◆ WORK INSTRUCTIONS:
Pick up the Texas appeals court opinion in Bundren v. Holly Oaks Townhomes Ass'n and continue it from its last sentence.

◆ TEXT PASSAGE:
=-=-=-=-=
Bundren v. Holly Oaks Townhomes Ass'n, Inc.

347 S.W.3d 421, 2011 WL 3505692
CourtCourt of Appeals of Texas
DecidedSeptember 12, 2011
Docket05-09-00788-CV
StatusPublished
Cited by47 cases

This text of 347 S.W.3d 421 (Bundren v. Holly Oaks Townhomes Ass'n, Inc.) is published on Counsel Stack Legal Research, covering Court of Appeals of Texas primary law. Counsel Stack provides free access to over 12 million legal documents including statutes, case law, regulations, and constitutions.

Bluebook
Bundren v. Holly Oaks Townhomes Ass'n, Inc., 347 S.W.3d 421, 2011 WL 3505692 (Tex. Ct. App. 2011).

Opinion

OPINION

Opinion By Justice FILLMORE.

William Charles Bundren 1 and Karen P. Bundren (collectively the Bundrens), doing business as C & K Residential Properties (C & K), New Hope Foundation (New Hope), 2 and Hope Hill Investments, Inc. (Hope Hill) appeal the trial court’s judgment awarding Holly Oaks Townhomes Association, Inc. (Holly Oaks) $24,324 in damages and $73,000 for attorney’s fees for trial and appeal. In four issues, appellants argue the trial court erred by (1) granting judgment for appellees for unpaid homeowner association (HOA) dues; (2) failing to grant judgment for appellants for excess payments of HOA dues, rents that were subject to a lien assigning rents, and property taxes; (3) failing to award appellants attorney’s fees on the claims on which appellants prevailed at trial and by awarding Holly Oaks attorney’s fees on claims on which it did not prevail at trial; and (4) refusing to file findings of fact and conclusions of law requested by appellants. In a cross-appeal, appellees assert the trial court erred by failing to award all litigation costs and attorney’s fees incurred by appellees. We affirm the trial court’s judgment in part, reverse and render in part, and reverse and remand the issue of attorney’s fees to the trial court.
=-=-=-=-=
◆ EXCERPTED RECORDS:
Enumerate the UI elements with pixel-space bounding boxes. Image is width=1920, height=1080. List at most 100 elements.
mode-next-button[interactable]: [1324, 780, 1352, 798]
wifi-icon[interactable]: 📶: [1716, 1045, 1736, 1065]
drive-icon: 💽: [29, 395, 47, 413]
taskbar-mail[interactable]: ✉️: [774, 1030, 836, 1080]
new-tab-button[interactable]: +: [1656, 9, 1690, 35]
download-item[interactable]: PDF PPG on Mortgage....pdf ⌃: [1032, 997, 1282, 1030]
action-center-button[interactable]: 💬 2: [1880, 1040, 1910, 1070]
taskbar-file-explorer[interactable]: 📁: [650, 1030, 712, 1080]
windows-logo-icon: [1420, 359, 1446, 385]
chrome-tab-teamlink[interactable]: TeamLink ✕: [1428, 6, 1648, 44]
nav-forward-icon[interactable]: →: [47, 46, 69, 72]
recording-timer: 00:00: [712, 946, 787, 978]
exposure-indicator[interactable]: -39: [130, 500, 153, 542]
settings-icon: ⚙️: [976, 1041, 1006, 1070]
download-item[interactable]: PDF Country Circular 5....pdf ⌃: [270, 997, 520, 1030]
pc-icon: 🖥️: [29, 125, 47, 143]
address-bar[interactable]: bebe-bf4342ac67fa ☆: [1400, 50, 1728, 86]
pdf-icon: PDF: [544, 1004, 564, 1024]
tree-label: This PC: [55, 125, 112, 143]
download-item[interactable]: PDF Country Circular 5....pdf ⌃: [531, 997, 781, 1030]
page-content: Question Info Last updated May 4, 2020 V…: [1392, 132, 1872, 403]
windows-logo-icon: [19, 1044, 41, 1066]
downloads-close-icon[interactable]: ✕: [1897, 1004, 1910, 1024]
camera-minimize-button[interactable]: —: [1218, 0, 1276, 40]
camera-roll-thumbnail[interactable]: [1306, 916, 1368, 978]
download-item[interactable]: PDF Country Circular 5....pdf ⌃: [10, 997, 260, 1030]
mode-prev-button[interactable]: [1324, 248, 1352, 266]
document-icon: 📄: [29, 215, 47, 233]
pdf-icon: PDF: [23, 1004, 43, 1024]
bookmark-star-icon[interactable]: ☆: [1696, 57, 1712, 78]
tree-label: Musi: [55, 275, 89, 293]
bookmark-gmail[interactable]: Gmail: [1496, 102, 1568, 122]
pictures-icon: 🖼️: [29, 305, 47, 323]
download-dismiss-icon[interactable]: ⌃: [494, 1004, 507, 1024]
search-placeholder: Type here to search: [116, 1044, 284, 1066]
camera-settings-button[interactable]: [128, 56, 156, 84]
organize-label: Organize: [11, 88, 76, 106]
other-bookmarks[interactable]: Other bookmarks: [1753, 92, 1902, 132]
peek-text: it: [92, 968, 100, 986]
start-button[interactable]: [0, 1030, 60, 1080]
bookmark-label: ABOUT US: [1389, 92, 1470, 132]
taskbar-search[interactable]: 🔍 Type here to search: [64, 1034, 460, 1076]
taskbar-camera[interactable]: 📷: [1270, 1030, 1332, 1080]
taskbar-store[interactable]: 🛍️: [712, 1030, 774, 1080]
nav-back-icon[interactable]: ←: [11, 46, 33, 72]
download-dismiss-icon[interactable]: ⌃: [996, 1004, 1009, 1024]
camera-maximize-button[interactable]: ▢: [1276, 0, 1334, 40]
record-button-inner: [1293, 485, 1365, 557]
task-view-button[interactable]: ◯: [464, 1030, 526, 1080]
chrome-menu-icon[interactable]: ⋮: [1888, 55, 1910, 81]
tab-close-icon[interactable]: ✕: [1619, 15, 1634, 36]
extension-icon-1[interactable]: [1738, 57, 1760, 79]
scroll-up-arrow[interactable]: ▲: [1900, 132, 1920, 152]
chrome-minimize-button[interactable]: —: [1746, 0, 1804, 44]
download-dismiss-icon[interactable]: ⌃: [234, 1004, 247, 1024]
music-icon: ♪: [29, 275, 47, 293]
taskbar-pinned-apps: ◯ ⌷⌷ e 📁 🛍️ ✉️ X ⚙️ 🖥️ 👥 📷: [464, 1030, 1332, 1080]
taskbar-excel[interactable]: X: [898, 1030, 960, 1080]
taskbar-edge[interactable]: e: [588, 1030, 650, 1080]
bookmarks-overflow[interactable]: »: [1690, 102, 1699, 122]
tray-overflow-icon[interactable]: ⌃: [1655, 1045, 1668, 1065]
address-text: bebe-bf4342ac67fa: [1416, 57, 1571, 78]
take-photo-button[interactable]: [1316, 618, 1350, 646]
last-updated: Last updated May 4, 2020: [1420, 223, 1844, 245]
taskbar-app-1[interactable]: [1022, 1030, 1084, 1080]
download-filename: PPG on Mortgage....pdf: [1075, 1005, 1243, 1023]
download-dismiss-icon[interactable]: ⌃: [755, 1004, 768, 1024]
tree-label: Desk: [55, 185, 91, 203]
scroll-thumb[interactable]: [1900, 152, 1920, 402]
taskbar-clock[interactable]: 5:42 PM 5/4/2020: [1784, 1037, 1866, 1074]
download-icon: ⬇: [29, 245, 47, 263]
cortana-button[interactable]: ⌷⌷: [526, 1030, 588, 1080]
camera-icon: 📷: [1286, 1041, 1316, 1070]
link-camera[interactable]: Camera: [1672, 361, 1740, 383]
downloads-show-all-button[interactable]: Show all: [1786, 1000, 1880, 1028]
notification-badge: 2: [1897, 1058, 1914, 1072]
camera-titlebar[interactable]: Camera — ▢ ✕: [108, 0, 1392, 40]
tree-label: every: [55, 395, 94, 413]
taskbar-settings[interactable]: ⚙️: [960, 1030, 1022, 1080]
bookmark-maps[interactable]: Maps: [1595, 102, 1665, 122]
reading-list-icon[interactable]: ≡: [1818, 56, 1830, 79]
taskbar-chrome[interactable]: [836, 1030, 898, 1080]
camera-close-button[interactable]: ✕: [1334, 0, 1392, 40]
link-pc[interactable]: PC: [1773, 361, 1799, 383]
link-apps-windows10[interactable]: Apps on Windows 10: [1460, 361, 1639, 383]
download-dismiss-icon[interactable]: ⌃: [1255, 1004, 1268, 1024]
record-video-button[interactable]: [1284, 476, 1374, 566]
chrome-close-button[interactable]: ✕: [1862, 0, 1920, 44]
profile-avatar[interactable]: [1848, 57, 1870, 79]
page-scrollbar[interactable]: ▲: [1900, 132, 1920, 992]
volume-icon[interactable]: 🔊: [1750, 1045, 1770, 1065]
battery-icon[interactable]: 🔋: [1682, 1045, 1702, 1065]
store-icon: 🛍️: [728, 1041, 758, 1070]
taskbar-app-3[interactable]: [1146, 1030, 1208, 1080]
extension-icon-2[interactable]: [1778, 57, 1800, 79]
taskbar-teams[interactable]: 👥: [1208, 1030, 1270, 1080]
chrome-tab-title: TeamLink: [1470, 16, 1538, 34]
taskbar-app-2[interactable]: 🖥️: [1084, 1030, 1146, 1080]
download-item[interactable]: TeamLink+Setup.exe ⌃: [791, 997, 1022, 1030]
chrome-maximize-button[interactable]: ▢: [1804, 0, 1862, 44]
=-=-=-=-=
◆ RESPONSE TO THE EXERCISE:
Procedural Background

Holly Oaks is a condominium property owners association. Pursuant to Holly Oaks’ declaration, each owner of a condominium in the complex is required to pay monthly HOA dues. Holly Oaks sued appellants, alleging appellants were the “holders of legal title, and/or equitable titles, both in the past and at the present, of numerous condominium units” in the complex. Holly Oaks specifically asserted appellants were the holder of legal and/or equitable title relating to units 3, 6, 8, 9, 11, 21, 22, 32, 33, 36, 50, 51, and 60 and had failed to pay the required HOA dues for those units. Holly Oaks asserted claims based on debt, quantum meruit, unjust enrichment, and fraud and deceit. Appellants answered and asserted a counterclaim alleging that Holly Oaks performed work on the sewer line under unit 3 that prevented appellants from leasing the unit and caused appellants to incur repair costs. The Woods on Park Lane Homeowners Association (WOPL), Royal Lane Highland Owners Association, Inc. (Royal Lane), and Dutch Creek Owners Association (Dutch Creek), all condominium prop *425 erty owners associations, intervened in the lawsuit and asserted claims against appellants identical to those asserted by Holly Oaks based on appellants’ ownership of units 711 and 728 at WOPL, unit 218 at Royal Lane, and unit 301 at Dutch Creek.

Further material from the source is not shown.